> [Instructions for the task]: Locate the word "Жилой" in the material, then show every line that holds it.

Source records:

○ ○ ○

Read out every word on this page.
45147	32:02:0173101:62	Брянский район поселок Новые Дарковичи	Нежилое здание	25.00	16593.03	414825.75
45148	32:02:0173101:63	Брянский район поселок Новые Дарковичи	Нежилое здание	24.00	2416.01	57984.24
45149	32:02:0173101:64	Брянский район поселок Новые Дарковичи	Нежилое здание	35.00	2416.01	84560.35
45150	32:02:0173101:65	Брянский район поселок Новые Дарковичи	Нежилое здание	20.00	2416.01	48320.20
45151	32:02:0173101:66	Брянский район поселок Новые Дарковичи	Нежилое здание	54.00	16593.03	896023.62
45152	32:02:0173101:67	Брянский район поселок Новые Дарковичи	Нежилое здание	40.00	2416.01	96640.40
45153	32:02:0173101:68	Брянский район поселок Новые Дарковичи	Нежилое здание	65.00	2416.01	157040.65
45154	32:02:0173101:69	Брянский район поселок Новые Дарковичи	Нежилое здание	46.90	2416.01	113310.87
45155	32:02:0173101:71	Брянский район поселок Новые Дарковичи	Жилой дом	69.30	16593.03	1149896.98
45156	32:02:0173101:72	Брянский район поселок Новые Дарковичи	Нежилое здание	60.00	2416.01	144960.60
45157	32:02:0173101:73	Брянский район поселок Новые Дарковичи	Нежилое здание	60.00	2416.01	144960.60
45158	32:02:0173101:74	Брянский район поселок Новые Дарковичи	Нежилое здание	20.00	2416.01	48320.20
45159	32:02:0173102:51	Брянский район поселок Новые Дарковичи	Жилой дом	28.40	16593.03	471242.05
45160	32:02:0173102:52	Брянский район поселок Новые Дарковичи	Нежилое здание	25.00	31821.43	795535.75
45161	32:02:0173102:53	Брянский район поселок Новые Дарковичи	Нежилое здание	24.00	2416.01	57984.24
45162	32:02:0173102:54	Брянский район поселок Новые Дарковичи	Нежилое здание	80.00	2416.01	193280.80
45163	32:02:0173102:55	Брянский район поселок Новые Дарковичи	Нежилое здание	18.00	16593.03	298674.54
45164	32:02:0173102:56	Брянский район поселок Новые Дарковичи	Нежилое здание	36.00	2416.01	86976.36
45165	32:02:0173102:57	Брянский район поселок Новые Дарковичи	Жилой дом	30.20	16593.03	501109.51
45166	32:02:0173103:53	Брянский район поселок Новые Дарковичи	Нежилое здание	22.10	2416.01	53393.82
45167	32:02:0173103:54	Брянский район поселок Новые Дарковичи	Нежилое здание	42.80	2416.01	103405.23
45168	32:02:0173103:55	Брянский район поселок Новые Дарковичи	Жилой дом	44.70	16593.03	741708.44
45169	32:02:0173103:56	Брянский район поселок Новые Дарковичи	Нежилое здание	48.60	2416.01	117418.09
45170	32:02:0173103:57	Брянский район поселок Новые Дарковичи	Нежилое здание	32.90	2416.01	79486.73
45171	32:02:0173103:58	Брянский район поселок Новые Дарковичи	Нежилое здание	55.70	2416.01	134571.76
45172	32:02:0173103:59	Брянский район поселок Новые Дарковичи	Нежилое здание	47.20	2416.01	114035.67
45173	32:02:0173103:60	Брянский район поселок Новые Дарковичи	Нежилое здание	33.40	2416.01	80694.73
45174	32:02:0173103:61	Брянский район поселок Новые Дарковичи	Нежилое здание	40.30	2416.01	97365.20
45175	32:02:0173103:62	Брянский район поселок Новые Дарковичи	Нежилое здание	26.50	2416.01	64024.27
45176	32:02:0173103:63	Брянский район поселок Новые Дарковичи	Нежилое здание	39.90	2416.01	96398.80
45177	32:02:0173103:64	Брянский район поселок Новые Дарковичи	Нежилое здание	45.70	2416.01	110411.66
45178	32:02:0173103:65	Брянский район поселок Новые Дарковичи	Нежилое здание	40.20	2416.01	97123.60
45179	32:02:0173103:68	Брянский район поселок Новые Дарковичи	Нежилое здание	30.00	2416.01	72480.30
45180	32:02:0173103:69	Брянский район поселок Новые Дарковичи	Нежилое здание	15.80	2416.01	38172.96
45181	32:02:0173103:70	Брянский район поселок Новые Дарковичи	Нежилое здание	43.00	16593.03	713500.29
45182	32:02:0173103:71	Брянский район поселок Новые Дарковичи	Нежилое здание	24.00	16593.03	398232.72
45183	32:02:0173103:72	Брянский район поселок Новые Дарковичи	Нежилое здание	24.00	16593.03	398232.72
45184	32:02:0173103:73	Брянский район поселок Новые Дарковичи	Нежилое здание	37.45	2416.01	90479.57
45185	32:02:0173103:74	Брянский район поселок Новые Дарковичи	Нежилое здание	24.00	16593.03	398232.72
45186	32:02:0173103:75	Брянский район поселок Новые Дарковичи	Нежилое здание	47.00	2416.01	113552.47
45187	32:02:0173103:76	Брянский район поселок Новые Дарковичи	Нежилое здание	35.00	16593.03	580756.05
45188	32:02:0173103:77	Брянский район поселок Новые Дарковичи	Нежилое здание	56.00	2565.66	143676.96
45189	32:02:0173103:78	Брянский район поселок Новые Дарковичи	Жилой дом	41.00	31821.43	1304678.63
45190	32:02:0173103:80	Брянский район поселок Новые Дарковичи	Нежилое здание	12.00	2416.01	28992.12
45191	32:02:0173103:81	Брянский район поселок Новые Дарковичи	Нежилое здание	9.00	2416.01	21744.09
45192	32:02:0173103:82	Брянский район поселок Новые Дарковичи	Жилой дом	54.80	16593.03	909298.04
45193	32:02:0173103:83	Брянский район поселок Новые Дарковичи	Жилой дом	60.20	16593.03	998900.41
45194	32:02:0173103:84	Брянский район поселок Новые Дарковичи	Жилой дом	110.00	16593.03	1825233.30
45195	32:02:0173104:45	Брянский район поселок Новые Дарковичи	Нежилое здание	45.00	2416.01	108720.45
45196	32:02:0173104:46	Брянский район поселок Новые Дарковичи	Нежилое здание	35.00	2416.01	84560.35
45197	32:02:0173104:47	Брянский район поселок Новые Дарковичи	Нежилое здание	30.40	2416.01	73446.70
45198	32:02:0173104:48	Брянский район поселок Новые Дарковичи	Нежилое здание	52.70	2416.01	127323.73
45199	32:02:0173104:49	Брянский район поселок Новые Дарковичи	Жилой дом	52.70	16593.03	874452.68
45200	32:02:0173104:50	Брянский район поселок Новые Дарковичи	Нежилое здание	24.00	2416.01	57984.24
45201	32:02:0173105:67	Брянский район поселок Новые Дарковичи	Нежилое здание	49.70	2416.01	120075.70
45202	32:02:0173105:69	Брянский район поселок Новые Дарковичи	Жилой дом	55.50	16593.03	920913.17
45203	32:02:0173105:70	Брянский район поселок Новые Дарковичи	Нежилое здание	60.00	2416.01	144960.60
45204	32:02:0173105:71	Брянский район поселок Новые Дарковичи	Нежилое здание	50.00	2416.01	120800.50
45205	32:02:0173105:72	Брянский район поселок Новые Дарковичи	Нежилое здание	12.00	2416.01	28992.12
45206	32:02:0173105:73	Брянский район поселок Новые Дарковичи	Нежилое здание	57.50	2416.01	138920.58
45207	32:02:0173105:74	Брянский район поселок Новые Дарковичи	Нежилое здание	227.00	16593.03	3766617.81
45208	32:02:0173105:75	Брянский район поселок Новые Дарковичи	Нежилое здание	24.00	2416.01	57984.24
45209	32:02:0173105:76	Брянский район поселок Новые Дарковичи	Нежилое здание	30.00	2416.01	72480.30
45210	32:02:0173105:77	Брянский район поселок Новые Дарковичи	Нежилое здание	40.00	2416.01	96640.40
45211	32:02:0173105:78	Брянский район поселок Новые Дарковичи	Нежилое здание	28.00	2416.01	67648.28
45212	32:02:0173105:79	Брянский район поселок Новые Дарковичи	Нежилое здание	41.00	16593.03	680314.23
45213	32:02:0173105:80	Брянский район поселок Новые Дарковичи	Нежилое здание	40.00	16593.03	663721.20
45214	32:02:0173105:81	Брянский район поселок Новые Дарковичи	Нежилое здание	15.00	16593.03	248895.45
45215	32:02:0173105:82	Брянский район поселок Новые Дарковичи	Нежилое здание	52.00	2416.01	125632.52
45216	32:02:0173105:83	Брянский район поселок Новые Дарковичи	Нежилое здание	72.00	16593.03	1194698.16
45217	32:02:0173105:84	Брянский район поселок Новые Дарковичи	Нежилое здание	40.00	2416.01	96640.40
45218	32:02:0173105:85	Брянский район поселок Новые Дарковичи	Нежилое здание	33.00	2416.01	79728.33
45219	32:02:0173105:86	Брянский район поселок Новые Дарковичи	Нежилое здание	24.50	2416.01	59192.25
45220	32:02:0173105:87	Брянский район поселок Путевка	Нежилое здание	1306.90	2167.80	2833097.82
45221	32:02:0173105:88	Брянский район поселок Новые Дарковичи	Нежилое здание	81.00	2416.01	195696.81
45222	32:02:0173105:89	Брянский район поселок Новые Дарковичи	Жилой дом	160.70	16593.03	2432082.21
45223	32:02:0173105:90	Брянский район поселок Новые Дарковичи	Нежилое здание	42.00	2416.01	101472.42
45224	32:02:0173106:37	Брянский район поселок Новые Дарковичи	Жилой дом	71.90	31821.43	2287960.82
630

○ ○ ○

> [Written solution]:
45155	32:02:0173101:71	Брянский район поселок Новые Дарковичи	Жилой дом	69.30	16593.03	1149896.98
45159	32:02:0173102:51	Брянский район поселок Новые Дарковичи	Жилой дом	28.40	16593.03	471242.05
45165	32:02:0173102:57	Брянский район поселок Новые Дарковичи	Жилой дом	30.20	16593.03	501109.51
45168	32:02:0173103:55	Брянский район поселок Новые Дарковичи	Жилой дом	44.70	16593.03	741708.44
45189	32:02:0173103:78	Брянский район поселок Новые Дарковичи	Жилой дом	41.00	31821.43	1304678.63
45192	32:02:0173103:82	Брянский район поселок Новые Дарковичи	Жилой дом	54.80	16593.03	909298.04
45193	32:02:0173103:83	Брянский район поселок Новые Дарковичи	Жилой дом	60.20	16593.03	998900.41
45194	32:02:0173103:84	Брянский район поселок Новые Дарковичи	Жилой дом	110.00	16593.03	1825233.30
45199	32:02:0173104:49	Брянский район поселок Новые Дарковичи	Жилой дом	52.70	16593.03	874452.68
45202	32:02:0173105:69	Брянский район поселок Новые Дарковичи	Жилой дом	55.50	16593.03	920913.17
45222	32:02:0173105:89	Брянский район поселок Новые Дарковичи	Жилой дом	160.70	16593.03	2432082.21
45224	32:02:0173106:37	Брянский район поселок Новые Дарковичи	Жилой дом	71.90	31821.43	2287960.82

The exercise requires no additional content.